DATA SECTION ->
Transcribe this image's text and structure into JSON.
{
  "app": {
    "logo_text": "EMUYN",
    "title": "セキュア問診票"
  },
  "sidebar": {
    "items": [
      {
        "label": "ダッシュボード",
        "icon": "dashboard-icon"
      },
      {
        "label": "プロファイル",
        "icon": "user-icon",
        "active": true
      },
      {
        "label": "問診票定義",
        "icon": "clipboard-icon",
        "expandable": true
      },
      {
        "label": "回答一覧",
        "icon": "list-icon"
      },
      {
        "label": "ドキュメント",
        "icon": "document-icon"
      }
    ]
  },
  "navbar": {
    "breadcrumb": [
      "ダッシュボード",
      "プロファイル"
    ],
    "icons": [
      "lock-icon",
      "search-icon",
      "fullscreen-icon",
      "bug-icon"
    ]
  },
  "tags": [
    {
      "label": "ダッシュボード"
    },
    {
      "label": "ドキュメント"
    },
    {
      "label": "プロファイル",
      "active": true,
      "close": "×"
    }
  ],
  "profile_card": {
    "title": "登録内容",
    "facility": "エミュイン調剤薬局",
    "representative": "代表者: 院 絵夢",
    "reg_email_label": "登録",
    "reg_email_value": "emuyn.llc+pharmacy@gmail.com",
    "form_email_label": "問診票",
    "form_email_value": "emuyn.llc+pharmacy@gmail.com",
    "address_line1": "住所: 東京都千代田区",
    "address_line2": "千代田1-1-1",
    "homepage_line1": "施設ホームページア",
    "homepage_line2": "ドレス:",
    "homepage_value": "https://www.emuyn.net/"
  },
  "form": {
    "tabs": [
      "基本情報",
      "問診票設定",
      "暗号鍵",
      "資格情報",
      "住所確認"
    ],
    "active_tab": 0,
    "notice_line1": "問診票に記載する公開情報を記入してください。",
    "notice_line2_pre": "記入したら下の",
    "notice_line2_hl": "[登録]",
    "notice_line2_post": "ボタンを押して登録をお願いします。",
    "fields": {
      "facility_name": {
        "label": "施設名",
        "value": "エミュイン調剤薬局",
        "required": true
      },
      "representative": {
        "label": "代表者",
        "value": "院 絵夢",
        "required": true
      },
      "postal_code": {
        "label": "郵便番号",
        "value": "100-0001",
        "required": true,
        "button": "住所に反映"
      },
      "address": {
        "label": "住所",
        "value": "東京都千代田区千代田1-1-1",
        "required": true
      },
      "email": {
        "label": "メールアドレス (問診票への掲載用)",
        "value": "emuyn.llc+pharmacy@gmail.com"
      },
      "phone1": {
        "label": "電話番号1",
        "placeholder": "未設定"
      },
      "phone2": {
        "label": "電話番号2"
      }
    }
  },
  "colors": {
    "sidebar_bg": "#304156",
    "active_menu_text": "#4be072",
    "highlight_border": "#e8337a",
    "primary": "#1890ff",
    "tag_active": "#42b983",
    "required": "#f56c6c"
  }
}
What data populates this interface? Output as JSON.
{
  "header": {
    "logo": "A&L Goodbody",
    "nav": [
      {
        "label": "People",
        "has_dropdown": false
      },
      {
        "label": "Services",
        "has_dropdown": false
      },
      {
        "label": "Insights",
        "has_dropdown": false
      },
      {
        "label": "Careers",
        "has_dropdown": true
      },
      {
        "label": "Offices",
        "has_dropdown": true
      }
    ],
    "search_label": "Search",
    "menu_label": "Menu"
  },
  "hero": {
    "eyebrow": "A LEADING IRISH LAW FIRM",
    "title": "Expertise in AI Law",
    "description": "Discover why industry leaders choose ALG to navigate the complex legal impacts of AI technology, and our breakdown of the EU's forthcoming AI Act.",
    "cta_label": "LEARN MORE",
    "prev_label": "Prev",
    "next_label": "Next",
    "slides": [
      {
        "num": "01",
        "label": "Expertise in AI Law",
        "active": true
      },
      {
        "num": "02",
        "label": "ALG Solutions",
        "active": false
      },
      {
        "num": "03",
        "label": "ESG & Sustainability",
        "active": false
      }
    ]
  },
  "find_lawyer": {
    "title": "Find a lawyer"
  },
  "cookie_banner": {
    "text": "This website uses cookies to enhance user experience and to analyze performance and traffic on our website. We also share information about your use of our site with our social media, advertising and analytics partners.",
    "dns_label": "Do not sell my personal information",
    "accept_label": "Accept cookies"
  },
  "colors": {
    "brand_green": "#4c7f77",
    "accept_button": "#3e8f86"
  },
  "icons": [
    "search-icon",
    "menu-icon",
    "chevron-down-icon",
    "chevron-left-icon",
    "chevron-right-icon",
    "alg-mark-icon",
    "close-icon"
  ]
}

EXERCISE REQUIREMENTS -> Return every record, word for word.

ANSWER IN FULL ->
Transcribe this image's text and structure into JSON.
{
  "app": {
    "logo_text": "EMUYN",
    "title": "セキュア問診票"
  },
  "sidebar": {
    "items": [
      {
        "label": "ダッシュボード",
        "icon": "dashboard-icon"
      },
      {
        "label": "プロファイル",
        "icon": "user-icon",
        "active": true
      },
      {
        "label": "問診票定義",
        "icon": "clipboard-icon",
        "expandable": true
      },
      {
        "label": "回答一覧",
        "icon": "list-icon"
      },
      {
        "label": "ドキュメント",
        "icon": "document-icon"
      }
    ]
  },
  "navbar": {
    "breadcrumb": [
      "ダッシュボード",
      "プロファイル"
    ],
    "icons": [
      "lock-icon",
      "search-icon",
      "fullscreen-icon",
      "bug-icon"
    ]
  },
  "tags": [
    {
      "label": "ダッシュボード"
    },
    {
      "label": "ドキュメント"
    },
    {
      "label": "プロファイル",
      "active": true,
      "close": "×"
    }
  ],
  "profile_card": {
    "title": "登録内容",
    "facility": "エミュイン調剤薬局",
    "representative": "代表者: 院 絵夢",
    "reg_email_label": "登録",
    "reg_email_value": "emuyn.llc+pharmacy@gmail.com",
    "form_email_label": "問診票",
    "form_email_value": "emuyn.llc+pharmacy@gmail.com",
    "address_line1": "住所: 東京都千代田区",
    "address_line2": "千代田1-1-1",
    "homepage_line1": "施設ホームページア",
    "homepage_line2": "ドレス:",
    "homepage_value": "https://www.emuyn.net/"
  },
  "form": {
    "tabs": [
      "基本情報",
      "問診票設定",
      "暗号鍵",
      "資格情報",
      "住所確認"
    ],
    "active_tab": 0,
    "notice_line1": "問診票に記載する公開情報を記入してください。",
    "notice_line2_pre": "記入したら下の",
    "notice_line2_hl": "[登録]",
    "notice_line2_post": "ボタンを押して登録をお願いします。",
    "fields": {
      "facility_name": {
        "label": "施設名",
        "value": "エミュイン調剤薬局",
        "required": true
      },
      "representative": {
        "label": "代表者",
        "value": "院 絵夢",
        "required": true
      },
      "postal_code": {
        "label": "郵便番号",
        "value": "100-0001",
        "required": true,
        "button": "住所に反映"
      },
      "address": {
        "label": "住所",
        "value": "東京都千代田区千代田1-1-1",
        "required": true
      },
      "email": {
        "label": "メールアドレス (問診票への掲載用)",
        "value": "emuyn.llc+pharmacy@gmail.com"
      },
      "phone1": {
        "label": "電話番号1",
        "placeholder": "未設定"
      },
      "phone2": {
        "label": "電話番号2"
      }
    }
  },
  "colors": {
    "sidebar_bg": "#304156",
    "active_menu_text": "#4be072",
    "highlight_border": "#e8337a",
    "primary": "#1890ff",
    "tag_active": "#42b983",
    "required": "#f56c6c"
  }
}
What data populates this interface? Output as JSON.
{
  "header": {
    "logo": "A&L Goodbody",
    "nav": [
      {
        "label": "People",
        "has_dropdown": false
      },
      {
        "label": "Services",
        "has_dropdown": false
      },
      {
        "label": "Insights",
        "has_dropdown": false
      },
      {
        "label": "Careers",
        "has_dropdown": true
      },
      {
        "label": "Offices",
        "has_dropdown": true
      }
    ],
    "search_label": "Search",
    "menu_label": "Menu"
  },
  "hero": {
    "eyebrow": "A LEADING IRISH LAW FIRM",
    "title": "Expertise in AI Law",
    "description": "Discover why industry leaders choose ALG to navigate the complex legal impacts of AI technology, and our breakdown of the EU's forthcoming AI Act.",
    "cta_label": "LEARN MORE",
    "prev_label": "Prev",
    "next_label": "Next",
    "slides": [
      {
        "num": "01",
        "label": "Expertise in AI Law",
        "active": true
      },
      {
        "num": "02",
        "label": "ALG Solutions",
        "active": false
      },
      {
        "num": "03",
        "label": "ESG & Sustainability",
        "active": false
      }
    ]
  },
  "find_lawyer": {
    "title": "Find a lawyer"
  },
  "cookie_banner": {
    "text": "This website uses cookies to enhance user experience and to analyze performance and traffic on our website. We also share information about your use of our site with our social media, advertising and analytics partners.",
    "dns_label": "Do not sell my personal information",
    "accept_label": "Accept cookies"
  },
  "colors": {
    "brand_green": "#4c7f77",
    "accept_button": "#3e8f86"
  },
  "icons": [
    "search-icon",
    "menu-icon",
    "chevron-down-icon",
    "chevron-left-icon",
    "chevron-right-icon",
    "alg-mark-icon",
    "close-icon"
  ]
}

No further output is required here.